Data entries

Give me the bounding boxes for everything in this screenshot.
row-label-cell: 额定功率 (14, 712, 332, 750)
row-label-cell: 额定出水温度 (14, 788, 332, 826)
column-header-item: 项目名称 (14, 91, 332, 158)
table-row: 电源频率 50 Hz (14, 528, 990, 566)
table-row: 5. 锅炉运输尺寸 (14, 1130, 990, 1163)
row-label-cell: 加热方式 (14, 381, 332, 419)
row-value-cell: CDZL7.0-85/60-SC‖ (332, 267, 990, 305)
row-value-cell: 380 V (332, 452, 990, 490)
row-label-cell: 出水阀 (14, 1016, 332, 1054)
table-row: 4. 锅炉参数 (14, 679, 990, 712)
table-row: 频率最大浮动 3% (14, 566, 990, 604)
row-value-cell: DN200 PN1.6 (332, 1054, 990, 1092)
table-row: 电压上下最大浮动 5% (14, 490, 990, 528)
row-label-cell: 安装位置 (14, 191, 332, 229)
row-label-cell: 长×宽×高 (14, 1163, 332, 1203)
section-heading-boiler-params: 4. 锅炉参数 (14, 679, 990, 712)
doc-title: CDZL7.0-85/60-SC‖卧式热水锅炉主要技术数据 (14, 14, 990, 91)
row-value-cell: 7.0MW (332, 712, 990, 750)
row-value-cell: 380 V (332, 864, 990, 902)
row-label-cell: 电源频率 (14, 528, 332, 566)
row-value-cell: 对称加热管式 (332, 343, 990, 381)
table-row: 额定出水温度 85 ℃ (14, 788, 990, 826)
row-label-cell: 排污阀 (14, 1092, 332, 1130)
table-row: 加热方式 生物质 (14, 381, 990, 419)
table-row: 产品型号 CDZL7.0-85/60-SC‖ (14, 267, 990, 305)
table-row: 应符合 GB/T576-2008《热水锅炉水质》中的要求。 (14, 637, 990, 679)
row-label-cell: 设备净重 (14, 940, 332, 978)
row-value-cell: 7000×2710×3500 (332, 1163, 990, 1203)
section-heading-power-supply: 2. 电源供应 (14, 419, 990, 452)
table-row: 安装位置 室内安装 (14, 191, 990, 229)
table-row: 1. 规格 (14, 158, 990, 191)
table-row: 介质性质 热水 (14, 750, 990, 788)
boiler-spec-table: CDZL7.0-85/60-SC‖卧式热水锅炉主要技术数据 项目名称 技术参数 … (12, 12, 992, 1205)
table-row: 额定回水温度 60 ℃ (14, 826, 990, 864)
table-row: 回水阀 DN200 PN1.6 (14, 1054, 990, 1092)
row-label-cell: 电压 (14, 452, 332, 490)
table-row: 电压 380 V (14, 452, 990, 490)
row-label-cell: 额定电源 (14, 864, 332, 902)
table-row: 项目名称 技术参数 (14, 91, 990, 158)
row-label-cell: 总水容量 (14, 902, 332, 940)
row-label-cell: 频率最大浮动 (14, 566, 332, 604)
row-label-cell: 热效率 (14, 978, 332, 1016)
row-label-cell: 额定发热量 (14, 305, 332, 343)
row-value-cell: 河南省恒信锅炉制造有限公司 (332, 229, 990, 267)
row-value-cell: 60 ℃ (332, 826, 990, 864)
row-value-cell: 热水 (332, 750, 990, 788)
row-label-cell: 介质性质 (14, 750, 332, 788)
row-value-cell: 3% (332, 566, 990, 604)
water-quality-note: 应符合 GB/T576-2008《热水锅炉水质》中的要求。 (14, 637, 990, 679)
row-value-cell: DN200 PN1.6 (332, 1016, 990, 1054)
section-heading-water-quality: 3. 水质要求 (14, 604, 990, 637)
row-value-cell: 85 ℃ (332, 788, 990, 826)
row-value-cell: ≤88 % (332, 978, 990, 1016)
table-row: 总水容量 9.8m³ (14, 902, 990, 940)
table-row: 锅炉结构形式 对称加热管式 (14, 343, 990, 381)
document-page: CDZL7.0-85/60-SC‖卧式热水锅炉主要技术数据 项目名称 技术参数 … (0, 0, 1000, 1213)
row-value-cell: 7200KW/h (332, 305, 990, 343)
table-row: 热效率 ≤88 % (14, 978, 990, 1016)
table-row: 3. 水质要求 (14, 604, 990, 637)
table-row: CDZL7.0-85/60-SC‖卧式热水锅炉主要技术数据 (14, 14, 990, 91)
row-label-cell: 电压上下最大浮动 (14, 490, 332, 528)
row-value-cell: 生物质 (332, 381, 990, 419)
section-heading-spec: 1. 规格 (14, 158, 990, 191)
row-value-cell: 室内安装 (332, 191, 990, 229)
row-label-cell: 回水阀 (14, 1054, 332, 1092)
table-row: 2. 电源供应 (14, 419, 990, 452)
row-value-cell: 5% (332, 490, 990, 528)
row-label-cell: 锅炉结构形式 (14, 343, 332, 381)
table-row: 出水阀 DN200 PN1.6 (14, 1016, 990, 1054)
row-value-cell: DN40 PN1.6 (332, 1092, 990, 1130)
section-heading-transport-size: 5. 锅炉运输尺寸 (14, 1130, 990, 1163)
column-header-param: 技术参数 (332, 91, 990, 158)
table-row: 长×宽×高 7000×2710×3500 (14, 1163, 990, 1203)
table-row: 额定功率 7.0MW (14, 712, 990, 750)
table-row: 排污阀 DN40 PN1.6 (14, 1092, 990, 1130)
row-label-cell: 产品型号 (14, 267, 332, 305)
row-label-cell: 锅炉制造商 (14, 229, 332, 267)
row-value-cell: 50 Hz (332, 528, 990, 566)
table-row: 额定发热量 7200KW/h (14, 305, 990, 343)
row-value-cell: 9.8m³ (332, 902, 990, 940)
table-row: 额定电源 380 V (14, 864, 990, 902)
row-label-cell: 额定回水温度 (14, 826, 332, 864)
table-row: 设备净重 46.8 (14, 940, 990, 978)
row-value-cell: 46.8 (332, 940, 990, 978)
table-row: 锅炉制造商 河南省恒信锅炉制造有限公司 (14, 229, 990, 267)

Short task
Rename every "row-value-cell" in the listing above to "value-cell", and reproduce the full listing with everything else unchanged.

Written solution
Give me the bounding boxes for everything in this screenshot.
row-label-cell: 额定功率 (14, 712, 332, 750)
row-label-cell: 额定出水温度 (14, 788, 332, 826)
column-header-item: 项目名称 (14, 91, 332, 158)
table-row: 电源频率 50 Hz (14, 528, 990, 566)
table-row: 5. 锅炉运输尺寸 (14, 1130, 990, 1163)
row-label-cell: 加热方式 (14, 381, 332, 419)
value-cell: CDZL7.0-85/60-SC‖ (332, 267, 990, 305)
value-cell: 380 V (332, 452, 990, 490)
row-label-cell: 出水阀 (14, 1016, 332, 1054)
table-row: 4. 锅炉参数 (14, 679, 990, 712)
table-row: 频率最大浮动 3% (14, 566, 990, 604)
value-cell: DN200 PN1.6 (332, 1054, 990, 1092)
table-row: 电压上下最大浮动 5% (14, 490, 990, 528)
row-label-cell: 安装位置 (14, 191, 332, 229)
row-label-cell: 长×宽×高 (14, 1163, 332, 1203)
section-heading-boiler-params: 4. 锅炉参数 (14, 679, 990, 712)
doc-title: CDZL7.0-85/60-SC‖卧式热水锅炉主要技术数据 (14, 14, 990, 91)
value-cell: 7.0MW (332, 712, 990, 750)
value-cell: 380 V (332, 864, 990, 902)
row-label-cell: 电源频率 (14, 528, 332, 566)
value-cell: 对称加热管式 (332, 343, 990, 381)
table-row: 额定出水温度 85 ℃ (14, 788, 990, 826)
row-label-cell: 排污阀 (14, 1092, 332, 1130)
table-row: 加热方式 生物质 (14, 381, 990, 419)
table-row: 产品型号 CDZL7.0-85/60-SC‖ (14, 267, 990, 305)
table-row: 应符合 GB/T576-2008《热水锅炉水质》中的要求。 (14, 637, 990, 679)
row-label-cell: 设备净重 (14, 940, 332, 978)
value-cell: 7000×2710×3500 (332, 1163, 990, 1203)
section-heading-power-supply: 2. 电源供应 (14, 419, 990, 452)
table-row: 安装位置 室内安装 (14, 191, 990, 229)
table-row: 1. 规格 (14, 158, 990, 191)
table-row: 介质性质 热水 (14, 750, 990, 788)
boiler-spec-table: CDZL7.0-85/60-SC‖卧式热水锅炉主要技术数据 项目名称 技术参数 … (12, 12, 992, 1205)
table-row: 额定回水温度 60 ℃ (14, 826, 990, 864)
table-row: 回水阀 DN200 PN1.6 (14, 1054, 990, 1092)
row-label-cell: 电压 (14, 452, 332, 490)
table-row: 电压 380 V (14, 452, 990, 490)
row-label-cell: 额定电源 (14, 864, 332, 902)
table-row: 项目名称 技术参数 (14, 91, 990, 158)
row-label-cell: 总水容量 (14, 902, 332, 940)
row-label-cell: 频率最大浮动 (14, 566, 332, 604)
row-label-cell: 热效率 (14, 978, 332, 1016)
row-label-cell: 额定发热量 (14, 305, 332, 343)
value-cell: 河南省恒信锅炉制造有限公司 (332, 229, 990, 267)
value-cell: 60 ℃ (332, 826, 990, 864)
value-cell: 热水 (332, 750, 990, 788)
row-label-cell: 介质性质 (14, 750, 332, 788)
value-cell: 3% (332, 566, 990, 604)
water-quality-note: 应符合 GB/T576-2008《热水锅炉水质》中的要求。 (14, 637, 990, 679)
value-cell: DN200 PN1.6 (332, 1016, 990, 1054)
section-heading-water-quality: 3. 水质要求 (14, 604, 990, 637)
value-cell: 85 ℃ (332, 788, 990, 826)
value-cell: ≤88 % (332, 978, 990, 1016)
table-row: 总水容量 9.8m³ (14, 902, 990, 940)
table-row: 锅炉结构形式 对称加热管式 (14, 343, 990, 381)
document-page: CDZL7.0-85/60-SC‖卧式热水锅炉主要技术数据 项目名称 技术参数 … (0, 0, 1000, 1213)
value-cell: 7200KW/h (332, 305, 990, 343)
table-row: 热效率 ≤88 % (14, 978, 990, 1016)
table-row: 3. 水质要求 (14, 604, 990, 637)
table-row: CDZL7.0-85/60-SC‖卧式热水锅炉主要技术数据 (14, 14, 990, 91)
row-label-cell: 电压上下最大浮动 (14, 490, 332, 528)
value-cell: 生物质 (332, 381, 990, 419)
section-heading-spec: 1. 规格 (14, 158, 990, 191)
value-cell: 室内安装 (332, 191, 990, 229)
row-label-cell: 回水阀 (14, 1054, 332, 1092)
table-row: 2. 电源供应 (14, 419, 990, 452)
value-cell: 5% (332, 490, 990, 528)
row-label-cell: 锅炉结构形式 (14, 343, 332, 381)
table-row: 出水阀 DN200 PN1.6 (14, 1016, 990, 1054)
value-cell: DN40 PN1.6 (332, 1092, 990, 1130)
section-heading-transport-size: 5. 锅炉运输尺寸 (14, 1130, 990, 1163)
column-header-param: 技术参数 (332, 91, 990, 158)
table-row: 长×宽×高 7000×2710×3500 (14, 1163, 990, 1203)
table-row: 额定功率 7.0MW (14, 712, 990, 750)
table-row: 排污阀 DN40 PN1.6 (14, 1092, 990, 1130)
row-label-cell: 产品型号 (14, 267, 332, 305)
row-label-cell: 锅炉制造商 (14, 229, 332, 267)
value-cell: 50 Hz (332, 528, 990, 566)
table-row: 额定发热量 7200KW/h (14, 305, 990, 343)
value-cell: 9.8m³ (332, 902, 990, 940)
table-row: 额定电源 380 V (14, 864, 990, 902)
row-label-cell: 额定回水温度 (14, 826, 332, 864)
table-row: 设备净重 46.8 (14, 940, 990, 978)
value-cell: 46.8 (332, 940, 990, 978)
table-row: 锅炉制造商 河南省恒信锅炉制造有限公司 (14, 229, 990, 267)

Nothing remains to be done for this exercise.